# [Stated task]
Print all entries word for word.

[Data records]

+===+

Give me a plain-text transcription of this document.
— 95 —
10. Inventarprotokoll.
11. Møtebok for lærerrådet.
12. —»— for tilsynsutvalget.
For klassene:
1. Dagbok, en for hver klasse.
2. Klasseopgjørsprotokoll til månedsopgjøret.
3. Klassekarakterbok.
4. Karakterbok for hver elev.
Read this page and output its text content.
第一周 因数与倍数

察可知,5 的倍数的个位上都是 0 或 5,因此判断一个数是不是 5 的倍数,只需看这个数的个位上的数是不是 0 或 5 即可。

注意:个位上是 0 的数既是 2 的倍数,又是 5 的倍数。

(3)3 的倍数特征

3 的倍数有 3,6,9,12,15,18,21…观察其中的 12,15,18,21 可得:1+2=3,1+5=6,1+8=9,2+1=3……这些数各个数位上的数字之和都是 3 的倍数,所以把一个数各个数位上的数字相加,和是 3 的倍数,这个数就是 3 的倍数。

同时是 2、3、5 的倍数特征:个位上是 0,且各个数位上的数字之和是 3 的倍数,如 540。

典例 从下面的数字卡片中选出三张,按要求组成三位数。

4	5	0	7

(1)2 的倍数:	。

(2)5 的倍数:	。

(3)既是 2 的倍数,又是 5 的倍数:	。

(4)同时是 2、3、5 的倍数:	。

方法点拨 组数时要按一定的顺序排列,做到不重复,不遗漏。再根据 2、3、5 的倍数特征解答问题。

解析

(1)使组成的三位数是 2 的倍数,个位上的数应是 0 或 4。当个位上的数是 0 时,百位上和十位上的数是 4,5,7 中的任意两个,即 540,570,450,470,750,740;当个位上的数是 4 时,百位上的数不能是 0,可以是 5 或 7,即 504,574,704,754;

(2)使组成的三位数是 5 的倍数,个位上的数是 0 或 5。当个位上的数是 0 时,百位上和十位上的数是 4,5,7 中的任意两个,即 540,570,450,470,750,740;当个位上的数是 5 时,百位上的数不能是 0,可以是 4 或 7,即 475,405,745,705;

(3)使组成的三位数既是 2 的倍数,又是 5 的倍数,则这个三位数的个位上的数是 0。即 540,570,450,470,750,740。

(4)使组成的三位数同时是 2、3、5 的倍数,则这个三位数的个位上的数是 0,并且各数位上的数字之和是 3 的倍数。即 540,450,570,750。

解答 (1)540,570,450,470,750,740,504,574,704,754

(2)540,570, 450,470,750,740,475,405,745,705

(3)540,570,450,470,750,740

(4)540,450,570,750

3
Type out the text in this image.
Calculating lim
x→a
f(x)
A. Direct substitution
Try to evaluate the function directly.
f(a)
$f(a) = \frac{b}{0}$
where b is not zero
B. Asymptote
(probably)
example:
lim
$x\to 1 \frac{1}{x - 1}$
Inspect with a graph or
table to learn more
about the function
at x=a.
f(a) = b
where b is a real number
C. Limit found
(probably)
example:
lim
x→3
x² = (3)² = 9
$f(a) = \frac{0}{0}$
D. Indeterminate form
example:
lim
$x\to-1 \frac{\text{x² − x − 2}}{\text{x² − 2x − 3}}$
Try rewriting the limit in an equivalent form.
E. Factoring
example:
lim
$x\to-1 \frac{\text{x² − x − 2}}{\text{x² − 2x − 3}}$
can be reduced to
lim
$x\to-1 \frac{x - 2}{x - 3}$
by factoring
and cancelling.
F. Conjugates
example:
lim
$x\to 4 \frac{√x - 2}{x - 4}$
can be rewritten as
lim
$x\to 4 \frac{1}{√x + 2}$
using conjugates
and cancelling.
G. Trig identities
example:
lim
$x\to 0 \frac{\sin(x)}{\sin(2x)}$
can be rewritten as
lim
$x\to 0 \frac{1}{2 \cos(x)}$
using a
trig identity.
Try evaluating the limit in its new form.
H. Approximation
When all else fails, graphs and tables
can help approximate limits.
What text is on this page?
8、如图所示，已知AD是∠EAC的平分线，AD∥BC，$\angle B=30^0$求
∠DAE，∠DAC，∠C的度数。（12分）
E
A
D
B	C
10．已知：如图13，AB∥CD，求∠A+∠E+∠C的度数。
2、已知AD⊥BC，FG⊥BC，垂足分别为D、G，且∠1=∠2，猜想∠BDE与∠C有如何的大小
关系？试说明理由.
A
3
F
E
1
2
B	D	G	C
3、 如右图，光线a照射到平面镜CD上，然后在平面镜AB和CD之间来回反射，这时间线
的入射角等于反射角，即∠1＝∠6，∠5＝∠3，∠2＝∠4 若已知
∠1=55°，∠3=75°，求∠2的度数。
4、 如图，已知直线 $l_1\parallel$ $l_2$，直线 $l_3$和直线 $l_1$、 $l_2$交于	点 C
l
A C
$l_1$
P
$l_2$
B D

+===+

# [Expected output]
Give me a plain-text transcription of this document.
— 95 —
10. Inventarprotokoll.
11. Møtebok for lærerrådet.
12. —»— for tilsynsutvalget.
For klassene:
1. Dagbok, en for hver klasse.
2. Klasseopgjørsprotokoll til månedsopgjøret.
3. Klassekarakterbok.
4. Karakterbok for hver elev.
Read this page and output its text content.
第一周 因数与倍数

察可知,5 的倍数的个位上都是 0 或 5,因此判断一个数是不是 5 的倍数,只需看这个数的个位上的数是不是 0 或 5 即可。

注意:个位上是 0 的数既是 2 的倍数,又是 5 的倍数。

(3)3 的倍数特征

3 的倍数有 3,6,9,12,15,18,21…观察其中的 12,15,18,21 可得:1+2=3,1+5=6,1+8=9,2+1=3……这些数各个数位上的数字之和都是 3 的倍数,所以把一个数各个数位上的数字相加,和是 3 的倍数,这个数就是 3 的倍数。

同时是 2、3、5 的倍数特征:个位上是 0,且各个数位上的数字之和是 3 的倍数,如 540。

典例 从下面的数字卡片中选出三张,按要求组成三位数。

4	5	0	7

(1)2 的倍数:	。

(2)5 的倍数:	。

(3)既是 2 的倍数,又是 5 的倍数:	。

(4)同时是 2、3、5 的倍数:	。

方法点拨 组数时要按一定的顺序排列,做到不重复,不遗漏。再根据 2、3、5 的倍数特征解答问题。

解析

(1)使组成的三位数是 2 的倍数,个位上的数应是 0 或 4。当个位上的数是 0 时,百位上和十位上的数是 4,5,7 中的任意两个,即 540,570,450,470,750,740;当个位上的数是 4 时,百位上的数不能是 0,可以是 5 或 7,即 504,574,704,754;

(2)使组成的三位数是 5 的倍数,个位上的数是 0 或 5。当个位上的数是 0 时,百位上和十位上的数是 4,5,7 中的任意两个,即 540,570,450,470,750,740;当个位上的数是 5 时,百位上的数不能是 0,可以是 4 或 7,即 475,405,745,705;

(3)使组成的三位数既是 2 的倍数,又是 5 的倍数,则这个三位数的个位上的数是 0。即 540,570,450,470,750,740。

(4)使组成的三位数同时是 2、3、5 的倍数,则这个三位数的个位上的数是 0,并且各数位上的数字之和是 3 的倍数。即 540,450,570,750。

解答 (1)540,570,450,470,750,740,504,574,704,754

(2)540,570, 450,470,750,740,475,405,745,705

(3)540,570,450,470,750,740

(4)540,450,570,750

3
Type out the text in this image.
Calculating lim
x→a
f(x)
A. Direct substitution
Try to evaluate the function directly.
f(a)
$f(a) = \frac{b}{0}$
where b is not zero
B. Asymptote
(probably)
example:
lim
$x\to 1 \frac{1}{x - 1}$
Inspect with a graph or
table to learn more
about the function
at x=a.
f(a) = b
where b is a real number
C. Limit found
(probably)
example:
lim
x→3
x² = (3)² = 9
$f(a) = \frac{0}{0}$
D. Indeterminate form
example:
lim
$x\to-1 \frac{\text{x² − x − 2}}{\text{x² − 2x − 3}}$
Try rewriting the limit in an equivalent form.
E. Factoring
example:
lim
$x\to-1 \frac{\text{x² − x − 2}}{\text{x² − 2x − 3}}$
can be reduced to
lim
$x\to-1 \frac{x - 2}{x - 3}$
by factoring
and cancelling.
F. Conjugates
example:
lim
$x\to 4 \frac{√x - 2}{x - 4}$
can be rewritten as
lim
$x\to 4 \frac{1}{√x + 2}$
using conjugates
and cancelling.
G. Trig identities
example:
lim
$x\to 0 \frac{\sin(x)}{\sin(2x)}$
can be rewritten as
lim
$x\to 0 \frac{1}{2 \cos(x)}$
using a
trig identity.
Try evaluating the limit in its new form.
H. Approximation
When all else fails, graphs and tables
can help approximate limits.
What text is on this page?
8、如图所示，已知AD是∠EAC的平分线，AD∥BC，$\angle B=30^0$求
∠DAE，∠DAC，∠C的度数。（12分）
E
A
D
B	C
10．已知：如图13，AB∥CD，求∠A+∠E+∠C的度数。
2、已知AD⊥BC，FG⊥BC，垂足分别为D、G，且∠1=∠2，猜想∠BDE与∠C有如何的大小
关系？试说明理由.
A
3
F
E
1
2
B	D	G	C
3、 如右图，光线a照射到平面镜CD上，然后在平面镜AB和CD之间来回反射，这时间线
的入射角等于反射角，即∠1＝∠6，∠5＝∠3，∠2＝∠4 若已知
∠1=55°，∠3=75°，求∠2的度数。
4、 如图，已知直线 $l_1\parallel$ $l_2$，直线 $l_3$和直线 $l_1$、 $l_2$交于	点 C
l
A C
$l_1$
P
$l_2$
B D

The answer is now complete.